Given task: Check every line below for the word "years" and show those that hold it.

Information shown:
+ + + + +
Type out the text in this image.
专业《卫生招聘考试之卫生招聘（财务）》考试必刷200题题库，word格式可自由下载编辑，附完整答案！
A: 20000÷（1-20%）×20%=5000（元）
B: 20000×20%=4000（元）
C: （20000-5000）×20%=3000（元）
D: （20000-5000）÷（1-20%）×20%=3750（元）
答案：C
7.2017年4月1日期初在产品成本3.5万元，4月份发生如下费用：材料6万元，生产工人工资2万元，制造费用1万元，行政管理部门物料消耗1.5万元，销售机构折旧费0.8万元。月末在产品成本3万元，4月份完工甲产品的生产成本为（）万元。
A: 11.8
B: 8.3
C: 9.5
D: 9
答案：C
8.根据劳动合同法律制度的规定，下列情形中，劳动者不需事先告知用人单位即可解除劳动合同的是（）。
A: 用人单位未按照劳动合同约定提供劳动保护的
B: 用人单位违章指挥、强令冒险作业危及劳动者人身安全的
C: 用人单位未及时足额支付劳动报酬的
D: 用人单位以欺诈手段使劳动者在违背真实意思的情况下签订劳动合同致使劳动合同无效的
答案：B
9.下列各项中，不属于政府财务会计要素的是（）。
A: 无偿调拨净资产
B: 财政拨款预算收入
+ + + + +
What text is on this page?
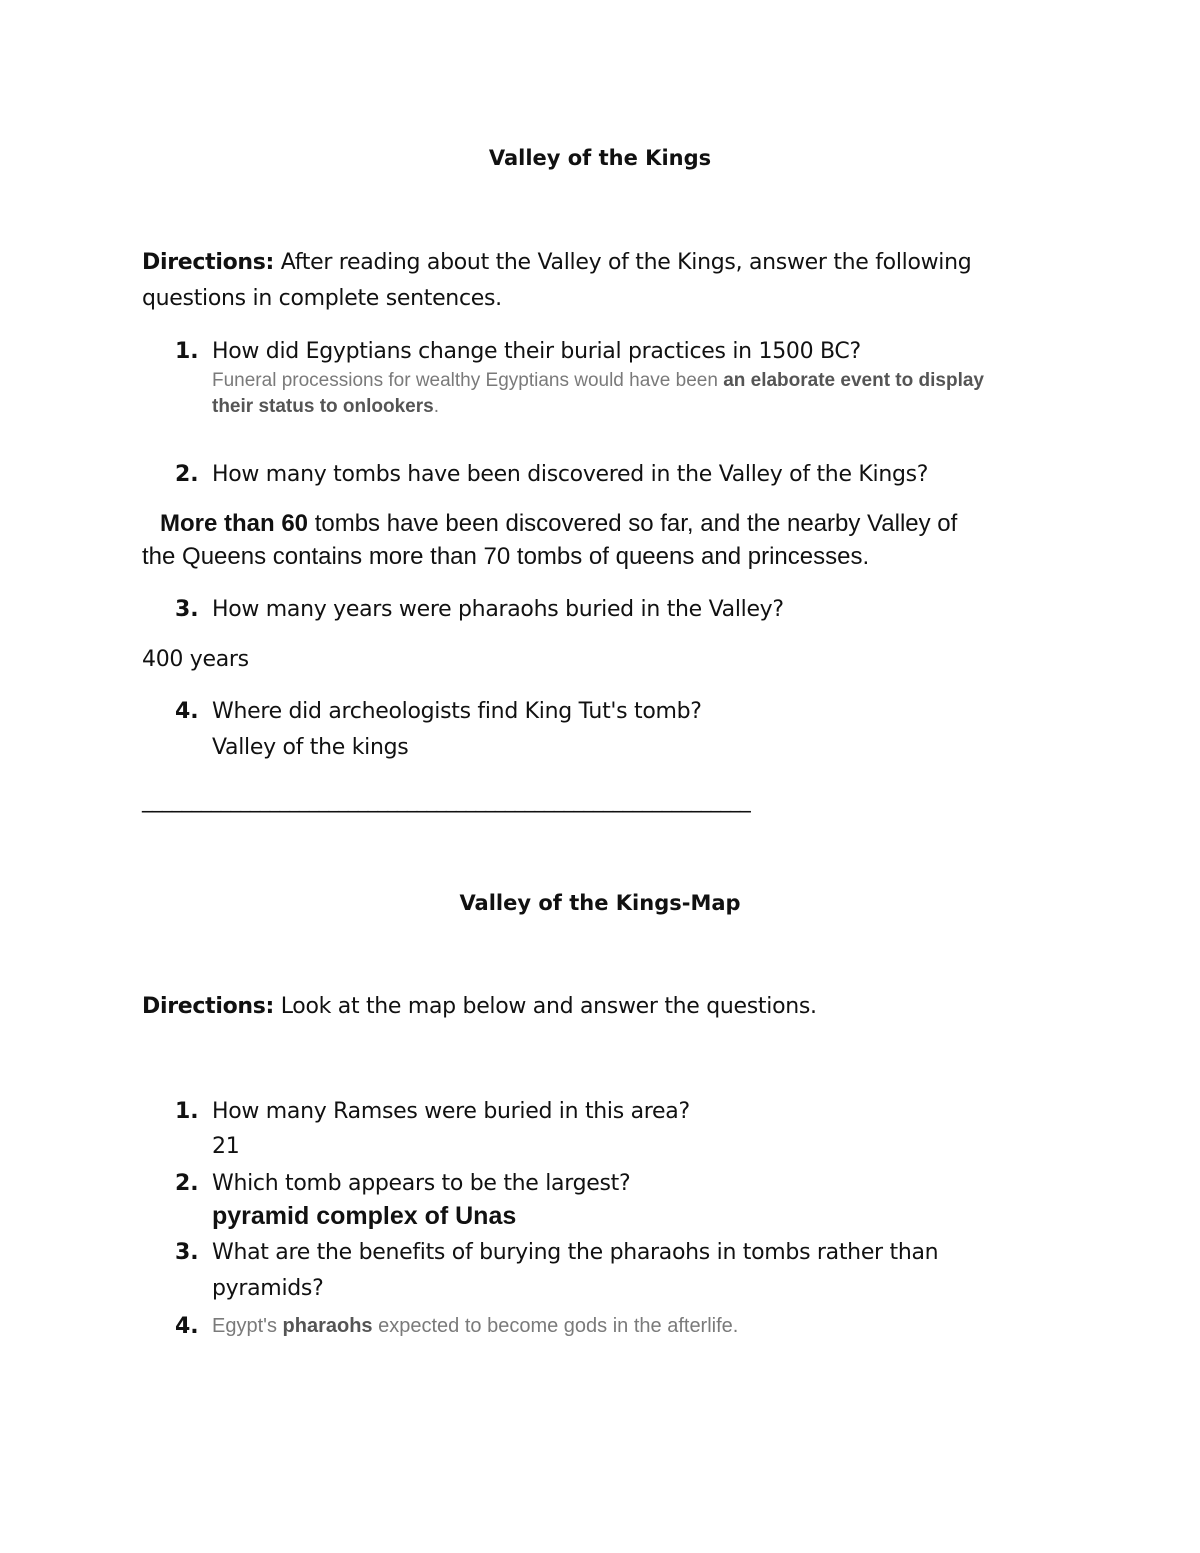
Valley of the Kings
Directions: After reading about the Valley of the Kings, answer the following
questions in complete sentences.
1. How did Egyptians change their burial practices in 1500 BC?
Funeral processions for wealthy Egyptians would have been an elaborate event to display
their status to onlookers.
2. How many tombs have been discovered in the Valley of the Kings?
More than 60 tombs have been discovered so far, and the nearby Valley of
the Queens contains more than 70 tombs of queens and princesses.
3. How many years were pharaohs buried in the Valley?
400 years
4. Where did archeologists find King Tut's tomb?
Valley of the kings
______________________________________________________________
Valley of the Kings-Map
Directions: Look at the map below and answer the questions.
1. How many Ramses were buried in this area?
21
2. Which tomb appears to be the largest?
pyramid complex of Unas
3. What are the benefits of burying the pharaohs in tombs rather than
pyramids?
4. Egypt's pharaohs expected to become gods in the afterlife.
+ + + + +
Exercise result:
3. How many years were pharaohs buried in the Valley?
400 years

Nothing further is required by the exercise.